* _Records provided_:

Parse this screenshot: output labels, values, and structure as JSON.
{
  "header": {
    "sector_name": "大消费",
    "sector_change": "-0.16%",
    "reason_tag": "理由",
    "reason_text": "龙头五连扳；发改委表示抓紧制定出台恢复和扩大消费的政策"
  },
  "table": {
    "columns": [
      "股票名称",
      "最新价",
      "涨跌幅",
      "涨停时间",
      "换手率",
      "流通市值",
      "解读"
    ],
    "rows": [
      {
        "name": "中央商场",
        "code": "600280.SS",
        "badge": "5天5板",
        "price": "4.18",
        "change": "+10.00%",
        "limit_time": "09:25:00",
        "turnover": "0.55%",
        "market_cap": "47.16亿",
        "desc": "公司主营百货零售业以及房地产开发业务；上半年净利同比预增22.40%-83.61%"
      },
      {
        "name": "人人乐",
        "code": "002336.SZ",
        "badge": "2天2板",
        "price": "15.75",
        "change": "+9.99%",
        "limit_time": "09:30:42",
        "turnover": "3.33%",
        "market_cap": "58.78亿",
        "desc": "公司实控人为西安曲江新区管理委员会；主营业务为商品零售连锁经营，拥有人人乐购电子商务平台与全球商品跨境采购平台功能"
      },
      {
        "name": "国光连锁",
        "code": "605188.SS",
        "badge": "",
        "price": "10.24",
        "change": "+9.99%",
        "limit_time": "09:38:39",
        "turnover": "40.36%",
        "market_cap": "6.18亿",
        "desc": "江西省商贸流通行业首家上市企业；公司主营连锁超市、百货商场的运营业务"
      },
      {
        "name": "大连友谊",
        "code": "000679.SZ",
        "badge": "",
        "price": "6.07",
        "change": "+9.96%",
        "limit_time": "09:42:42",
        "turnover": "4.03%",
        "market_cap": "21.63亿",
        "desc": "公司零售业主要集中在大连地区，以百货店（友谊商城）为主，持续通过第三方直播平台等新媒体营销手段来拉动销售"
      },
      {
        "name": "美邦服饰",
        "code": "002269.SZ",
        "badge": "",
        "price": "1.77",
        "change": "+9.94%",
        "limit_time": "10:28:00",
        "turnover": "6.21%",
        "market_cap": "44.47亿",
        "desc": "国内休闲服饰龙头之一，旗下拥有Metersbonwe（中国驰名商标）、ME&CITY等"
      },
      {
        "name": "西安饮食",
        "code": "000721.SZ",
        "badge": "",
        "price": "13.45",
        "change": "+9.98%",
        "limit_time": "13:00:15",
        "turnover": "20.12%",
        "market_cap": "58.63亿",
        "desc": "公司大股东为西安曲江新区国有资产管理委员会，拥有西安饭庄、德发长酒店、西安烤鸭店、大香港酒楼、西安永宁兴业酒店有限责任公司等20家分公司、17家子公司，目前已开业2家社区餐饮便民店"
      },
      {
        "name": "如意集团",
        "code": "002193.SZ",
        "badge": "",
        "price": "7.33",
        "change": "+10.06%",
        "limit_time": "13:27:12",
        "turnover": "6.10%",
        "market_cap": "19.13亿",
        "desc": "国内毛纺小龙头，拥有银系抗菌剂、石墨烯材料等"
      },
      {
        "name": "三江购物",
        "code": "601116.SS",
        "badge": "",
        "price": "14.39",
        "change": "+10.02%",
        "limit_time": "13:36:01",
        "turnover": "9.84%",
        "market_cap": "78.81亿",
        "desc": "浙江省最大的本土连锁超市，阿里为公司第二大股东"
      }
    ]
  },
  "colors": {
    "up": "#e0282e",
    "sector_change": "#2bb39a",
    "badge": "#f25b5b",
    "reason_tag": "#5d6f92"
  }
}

* _Work to do_: Reproduce the material above exactly; please quote every line of it.

* _Solution for this problem_:
Parse this screenshot: output labels, values, and structure as JSON.
{
  "header": {
    "sector_name": "大消费",
    "sector_change": "-0.16%",
    "reason_tag": "理由",
    "reason_text": "龙头五连扳；发改委表示抓紧制定出台恢复和扩大消费的政策"
  },
  "table": {
    "columns": [
      "股票名称",
      "最新价",
      "涨跌幅",
      "涨停时间",
      "换手率",
      "流通市值",
      "解读"
    ],
    "rows": [
      {
        "name": "中央商场",
        "code": "600280.SS",
        "badge": "5天5板",
        "price": "4.18",
        "change": "+10.00%",
        "limit_time": "09:25:00",
        "turnover": "0.55%",
        "market_cap": "47.16亿",
        "desc": "公司主营百货零售业以及房地产开发业务；上半年净利同比预增22.40%-83.61%"
      },
      {
        "name": "人人乐",
        "code": "002336.SZ",
        "badge": "2天2板",
        "price": "15.75",
        "change": "+9.99%",
        "limit_time": "09:30:42",
        "turnover": "3.33%",
        "market_cap": "58.78亿",
        "desc": "公司实控人为西安曲江新区管理委员会；主营业务为商品零售连锁经营，拥有人人乐购电子商务平台与全球商品跨境采购平台功能"
      },
      {
        "name": "国光连锁",
        "code": "605188.SS",
        "badge": "",
        "price": "10.24",
        "change": "+9.99%",
        "limit_time": "09:38:39",
        "turnover": "40.36%",
        "market_cap": "6.18亿",
        "desc": "江西省商贸流通行业首家上市企业；公司主营连锁超市、百货商场的运营业务"
      },
      {
        "name": "大连友谊",
        "code": "000679.SZ",
        "badge": "",
        "price": "6.07",
        "change": "+9.96%",
        "limit_time": "09:42:42",
        "turnover": "4.03%",
        "market_cap": "21.63亿",
        "desc": "公司零售业主要集中在大连地区，以百货店（友谊商城）为主，持续通过第三方直播平台等新媒体营销手段来拉动销售"
      },
      {
        "name": "美邦服饰",
        "code": "002269.SZ",
        "badge": "",
        "price": "1.77",
        "change": "+9.94%",
        "limit_time": "10:28:00",
        "turnover": "6.21%",
        "market_cap": "44.47亿",
        "desc": "国内休闲服饰龙头之一，旗下拥有Metersbonwe（中国驰名商标）、ME&CITY等"
      },
      {
        "name": "西安饮食",
        "code": "000721.SZ",
        "badge": "",
        "price": "13.45",
        "change": "+9.98%",
        "limit_time": "13:00:15",
        "turnover": "20.12%",
        "market_cap": "58.63亿",
        "desc": "公司大股东为西安曲江新区国有资产管理委员会，拥有西安饭庄、德发长酒店、西安烤鸭店、大香港酒楼、西安永宁兴业酒店有限责任公司等20家分公司、17家子公司，目前已开业2家社区餐饮便民店"
      },
      {
        "name": "如意集团",
        "code": "002193.SZ",
        "badge": "",
        "price": "7.33",
        "change": "+10.06%",
        "limit_time": "13:27:12",
        "turnover": "6.10%",
        "market_cap": "19.13亿",
        "desc": "国内毛纺小龙头，拥有银系抗菌剂、石墨烯材料等"
      },
      {
        "name": "三江购物",
        "code": "601116.SS",
        "badge": "",
        "price": "14.39",
        "change": "+10.02%",
        "limit_time": "13:36:01",
        "turnover": "9.84%",
        "market_cap": "78.81亿",
        "desc": "浙江省最大的本土连锁超市，阿里为公司第二大股东"
      }
    ]
  },
  "colors": {
    "up": "#e0282e",
    "sector_change": "#2bb39a",
    "badge": "#f25b5b",
    "reason_tag": "#5d6f92"
  }
}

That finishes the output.